* start DATA EXTRACT *
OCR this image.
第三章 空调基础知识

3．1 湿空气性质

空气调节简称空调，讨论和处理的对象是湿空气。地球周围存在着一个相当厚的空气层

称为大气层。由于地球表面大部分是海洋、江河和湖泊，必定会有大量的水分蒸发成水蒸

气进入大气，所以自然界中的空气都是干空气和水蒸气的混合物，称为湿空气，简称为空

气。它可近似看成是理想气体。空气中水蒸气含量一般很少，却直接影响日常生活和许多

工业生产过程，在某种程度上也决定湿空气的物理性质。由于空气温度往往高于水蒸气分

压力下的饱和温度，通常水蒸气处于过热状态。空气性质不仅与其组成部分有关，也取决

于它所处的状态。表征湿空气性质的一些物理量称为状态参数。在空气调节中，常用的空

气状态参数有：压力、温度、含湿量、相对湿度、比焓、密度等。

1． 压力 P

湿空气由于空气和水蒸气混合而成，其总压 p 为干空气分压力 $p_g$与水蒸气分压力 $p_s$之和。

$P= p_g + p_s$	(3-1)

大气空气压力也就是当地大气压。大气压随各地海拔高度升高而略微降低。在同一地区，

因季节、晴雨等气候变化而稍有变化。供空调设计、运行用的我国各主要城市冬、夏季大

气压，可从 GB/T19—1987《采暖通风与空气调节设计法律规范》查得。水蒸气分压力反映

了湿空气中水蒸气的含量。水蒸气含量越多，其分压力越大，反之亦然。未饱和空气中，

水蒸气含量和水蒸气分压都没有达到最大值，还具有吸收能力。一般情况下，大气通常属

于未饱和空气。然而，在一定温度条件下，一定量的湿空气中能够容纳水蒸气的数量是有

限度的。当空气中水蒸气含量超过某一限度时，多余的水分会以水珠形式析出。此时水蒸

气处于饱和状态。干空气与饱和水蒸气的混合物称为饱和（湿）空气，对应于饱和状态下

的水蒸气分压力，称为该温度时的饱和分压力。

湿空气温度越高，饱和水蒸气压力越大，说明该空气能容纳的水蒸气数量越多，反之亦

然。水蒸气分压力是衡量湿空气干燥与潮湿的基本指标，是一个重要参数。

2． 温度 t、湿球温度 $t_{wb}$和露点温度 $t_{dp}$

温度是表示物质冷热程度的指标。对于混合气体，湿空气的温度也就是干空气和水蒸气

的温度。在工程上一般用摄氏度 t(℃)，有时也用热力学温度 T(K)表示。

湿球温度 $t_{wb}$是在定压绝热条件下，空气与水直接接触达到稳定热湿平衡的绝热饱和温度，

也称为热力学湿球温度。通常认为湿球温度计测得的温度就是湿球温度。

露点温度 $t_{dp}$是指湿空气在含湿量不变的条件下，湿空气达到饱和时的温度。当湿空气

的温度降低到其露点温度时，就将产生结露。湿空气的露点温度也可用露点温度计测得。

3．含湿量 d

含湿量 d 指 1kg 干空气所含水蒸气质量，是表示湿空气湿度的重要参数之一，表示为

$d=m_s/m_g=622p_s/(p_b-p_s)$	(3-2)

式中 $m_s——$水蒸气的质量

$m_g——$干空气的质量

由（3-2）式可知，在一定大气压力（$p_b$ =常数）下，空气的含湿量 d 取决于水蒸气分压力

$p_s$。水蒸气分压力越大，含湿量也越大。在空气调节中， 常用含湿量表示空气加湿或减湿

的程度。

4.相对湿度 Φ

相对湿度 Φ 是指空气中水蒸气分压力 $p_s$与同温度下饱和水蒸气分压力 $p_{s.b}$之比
* end DATA EXTRACT *
◆ PROBLEM TO SOLVE: Print again each line of the listing above, exactly as it appears.

◆ SOLUTION FOR THIS PROBLEM:
OCR this image.
第三章 空调基础知识

3．1 湿空气性质

空气调节简称空调，讨论和处理的对象是湿空气。地球周围存在着一个相当厚的空气层

称为大气层。由于地球表面大部分是海洋、江河和湖泊，必定会有大量的水分蒸发成水蒸

气进入大气，所以自然界中的空气都是干空气和水蒸气的混合物，称为湿空气，简称为空

气。它可近似看成是理想气体。空气中水蒸气含量一般很少，却直接影响日常生活和许多

工业生产过程，在某种程度上也决定湿空气的物理性质。由于空气温度往往高于水蒸气分

压力下的饱和温度，通常水蒸气处于过热状态。空气性质不仅与其组成部分有关，也取决

于它所处的状态。表征湿空气性质的一些物理量称为状态参数。在空气调节中，常用的空

气状态参数有：压力、温度、含湿量、相对湿度、比焓、密度等。

1． 压力 P

湿空气由于空气和水蒸气混合而成，其总压 p 为干空气分压力 $p_g$与水蒸气分压力 $p_s$之和。

$P= p_g + p_s$	(3-1)

大气空气压力也就是当地大气压。大气压随各地海拔高度升高而略微降低。在同一地区，

因季节、晴雨等气候变化而稍有变化。供空调设计、运行用的我国各主要城市冬、夏季大

气压，可从 GB/T19—1987《采暖通风与空气调节设计法律规范》查得。水蒸气分压力反映

了湿空气中水蒸气的含量。水蒸气含量越多，其分压力越大，反之亦然。未饱和空气中，

水蒸气含量和水蒸气分压都没有达到最大值，还具有吸收能力。一般情况下，大气通常属

于未饱和空气。然而，在一定温度条件下，一定量的湿空气中能够容纳水蒸气的数量是有

限度的。当空气中水蒸气含量超过某一限度时，多余的水分会以水珠形式析出。此时水蒸

气处于饱和状态。干空气与饱和水蒸气的混合物称为饱和（湿）空气，对应于饱和状态下

的水蒸气分压力，称为该温度时的饱和分压力。

湿空气温度越高，饱和水蒸气压力越大，说明该空气能容纳的水蒸气数量越多，反之亦

然。水蒸气分压力是衡量湿空气干燥与潮湿的基本指标，是一个重要参数。

2． 温度 t、湿球温度 $t_{wb}$和露点温度 $t_{dp}$

温度是表示物质冷热程度的指标。对于混合气体，湿空气的温度也就是干空气和水蒸气

的温度。在工程上一般用摄氏度 t(℃)，有时也用热力学温度 T(K)表示。

湿球温度 $t_{wb}$是在定压绝热条件下，空气与水直接接触达到稳定热湿平衡的绝热饱和温度，

也称为热力学湿球温度。通常认为湿球温度计测得的温度就是湿球温度。

露点温度 $t_{dp}$是指湿空气在含湿量不变的条件下，湿空气达到饱和时的温度。当湿空气

的温度降低到其露点温度时，就将产生结露。湿空气的露点温度也可用露点温度计测得。

3．含湿量 d

含湿量 d 指 1kg 干空气所含水蒸气质量，是表示湿空气湿度的重要参数之一，表示为

$d=m_s/m_g=622p_s/(p_b-p_s)$	(3-2)

式中 $m_s——$水蒸气的质量

$m_g——$干空气的质量

由（3-2）式可知，在一定大气压力（$p_b$ =常数）下，空气的含湿量 d 取决于水蒸气分压力

$p_s$。水蒸气分压力越大，含湿量也越大。在空气调节中， 常用含湿量表示空气加湿或减湿

的程度。

4.相对湿度 Φ

相对湿度 Φ 是指空气中水蒸气分压力 $p_s$与同温度下饱和水蒸气分压力 $p_{s.b}$之比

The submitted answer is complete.